A general panel break test based on the self-normalization method

Abstract

We propose new break tests for parameters such as mean, variance, quantile and others of panel data sets, in a general setup based on the self-normalization method. The self-normalization tests show much better size than existing tests, resolving their over-size problem for panels with serial dependence, cross-sectional dependence, conditional heteroscedasticity and/or N relative larger than T, which is demonstrated theoretically by a nuisance parameter free limiting null distribution and experimentally by very stable finite sample sizes. The proposed test is also implemented much more easily than the existing tests in that the proposed test needs no bandwidth selection for the long-run variance estimation and is computed very simply. Applications of the self-normalization test to the financial stock return and realized volatility indicate more toward absence of breaks of mean and/or variance than the existing tests which neglect cross-sectional correlation and other features apparent in the data sets.

Appendix

1.1 A.1 Proofs

Proof of Theorem 3.2

The result is straightforwardly derived by combining delta method and the invariance principle of \({\hat{\Theta }}_{1,T}\) in Assumption 3.1. \(\square\)

Proof of Theorem 3.3

We get the desired result by showing

$$\begin{aligned}&\sqrt{T} ({\hat{\xi }}_{1,[Tz]} - {\hat{\xi }}_{[Tz]+1,T}) {\mathop {\longrightarrow }\limits ^{\mathrm{d}}} \omega (\frac{1}{z} + \frac{1}{1-z}) B^0(z), \end{aligned}$$

(12)

$$\begin{aligned}&\frac{1}{T} \sum _{s=1}^{[Tz]} \{\sqrt{T} \frac{s}{T} ({\hat{\xi }}_{1,s} -{\hat{\xi }}_{1,[Tz]})\}^2 {\mathop {\longrightarrow }\limits ^{\mathrm{d}}} \omega ^2 \int _0^z [B^0(u) - \frac{u}{z} B^0(1)]^2 du, \end{aligned}$$

(13)

[Some lines]
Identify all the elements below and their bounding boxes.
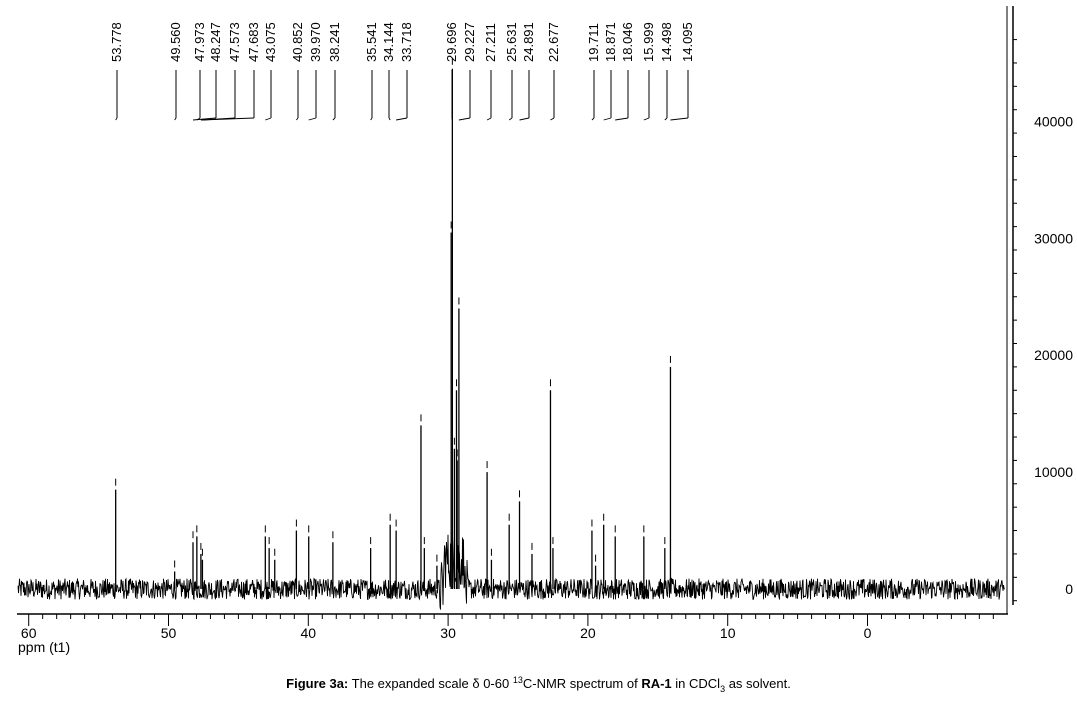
peak-label-connector [396,117,408,121]
peak-label-connector [265,117,272,121]
caption-subscript: 3 [720,684,726,694]
peak-label: 35.541 [364,22,379,62]
peak-label-connector [332,117,336,121]
peak-label: 47.573 [227,22,242,62]
peak-label-connector [603,117,612,121]
nmr-spectrum-chart: 53.778 49.560 47.973 48.247 47.573 47.683 43.0… [17,6,1073,655]
peak-label-connector [643,117,650,121]
peak-label-connector [519,117,530,121]
peak-label-layer: 53.778 49.560 47.973 48.247 47.573 47.683 43.0… [109,22,695,121]
baseline-noise-trace [17,534,1005,610]
peak-label-connector [591,117,595,121]
x-tick-label: 50 [161,625,177,641]
caption-text-end: as solvent. [725,676,791,691]
peak-label: 38.241 [327,22,342,62]
peak-label: 47.683 [246,22,261,62]
peak-label-connector [192,117,217,121]
y-tick-label: 0 [1065,581,1073,597]
x-tick-label: 60 [21,625,37,641]
peak-label-connector [370,117,373,121]
x-axis-label: ppm (t1) [18,639,70,655]
peak-label: 18.871 [603,22,618,62]
peak-label-connector [296,117,299,121]
peak-label: 47.973 [192,22,207,62]
axes-layer: 60 50 40 30 20 10 0 0 10000 20000 30000 40000 [17,6,1073,641]
peak-label: 15.999 [641,22,656,62]
caption-compound: RA-1 [641,676,672,691]
peak-label: 27.211 [483,23,498,62]
peak-label-connector [508,117,513,121]
y-tick-label: 10000 [1034,464,1073,480]
peak-label: 34.144 [381,22,396,62]
y-tick-label: 30000 [1034,230,1073,246]
peak-label-connector [388,117,391,121]
peak-label: 39.970 [308,22,323,62]
peak-label: 49.560 [168,22,183,62]
x-tick-label: 30 [440,625,456,641]
figure-label: Figure 3a: [286,676,349,691]
peak-label: 40.852 [290,22,305,62]
peak-label: 53.778 [109,22,124,62]
peak-label: 19.711 [586,23,601,62]
peak-label: 22.677 [546,22,561,62]
peak-label-connector [308,117,317,121]
peak-label: 48.247 [208,22,223,62]
peak-layer [115,57,672,589]
peak-label: 43.075 [263,22,278,62]
peak-label-connector [664,117,668,121]
peak-label-connector [115,117,118,121]
peak-label-connector [174,117,177,121]
peak-label: 14.095 [680,22,695,62]
peak-label-connector [458,117,471,121]
caption-superscript: 13 [512,675,523,685]
caption-text-before: The expanded scale δ 0-60 [351,676,513,691]
peak-label: 29.227 [462,22,477,62]
peak-label-connector [486,117,492,121]
baseline-noise-layer [17,534,1005,610]
peak-label-connector [550,117,555,121]
x-tick-label: 0 [864,625,872,641]
y-tick-label: 20000 [1034,347,1073,363]
figure-caption: Figure 3a: The expanded scale δ 0-60 13C… [0,675,1077,694]
x-tick-label: 40 [301,625,317,641]
peak-label: 24.891 [521,22,536,62]
peak-label-connector [200,117,255,121]
y-tick-label: 40000 [1034,113,1073,129]
peak-label-connector [615,117,629,121]
x-tick-label: 10 [720,625,736,641]
caption-text-after-compound: in CDCl [671,676,721,691]
peak-label: 33.718 [399,22,414,62]
peak-label: 18.046 [620,22,635,62]
caption-text-middle: C-NMR spectrum of [522,676,642,691]
peak-label: 29.696 [444,22,459,62]
peak-label: 25.631 [504,22,519,62]
peak-label-connector [670,117,689,121]
x-tick-label: 20 [580,625,596,641]
peak-label: 14.498 [659,22,674,62]
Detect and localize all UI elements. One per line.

TASK SET:
**1)** From the panel break test text, quote the passage starting at "1.1 A.1 Proofs" and ending at "in Assumption 3.1. \(\square\)".
**2)** Answer these questions from the panel break test text:
(a) Which parameters of panel data sets are named as targets of the new break tests?
(b) What does the proposed test not need for the long-run variance estimation?
(c) Which two things are combined to derive the result of Theorem 3.2?
The lines are not needed for any of this.

ANSWERS TO EACH TASK:
**1)**
1.1 A.1 Proofs

Proof of Theorem 3.2

The result is straightforwardly derived by combining delta method and the invariance principle of \({\hat{\Theta }}_{1,T}\) in Assumption 3.1. \(\square\)

**2)**
(a) Mean, variance, quantile and others.
(b) Bandwidth selection.
(c) The delta method and the invariance principle in Assumption 3.1.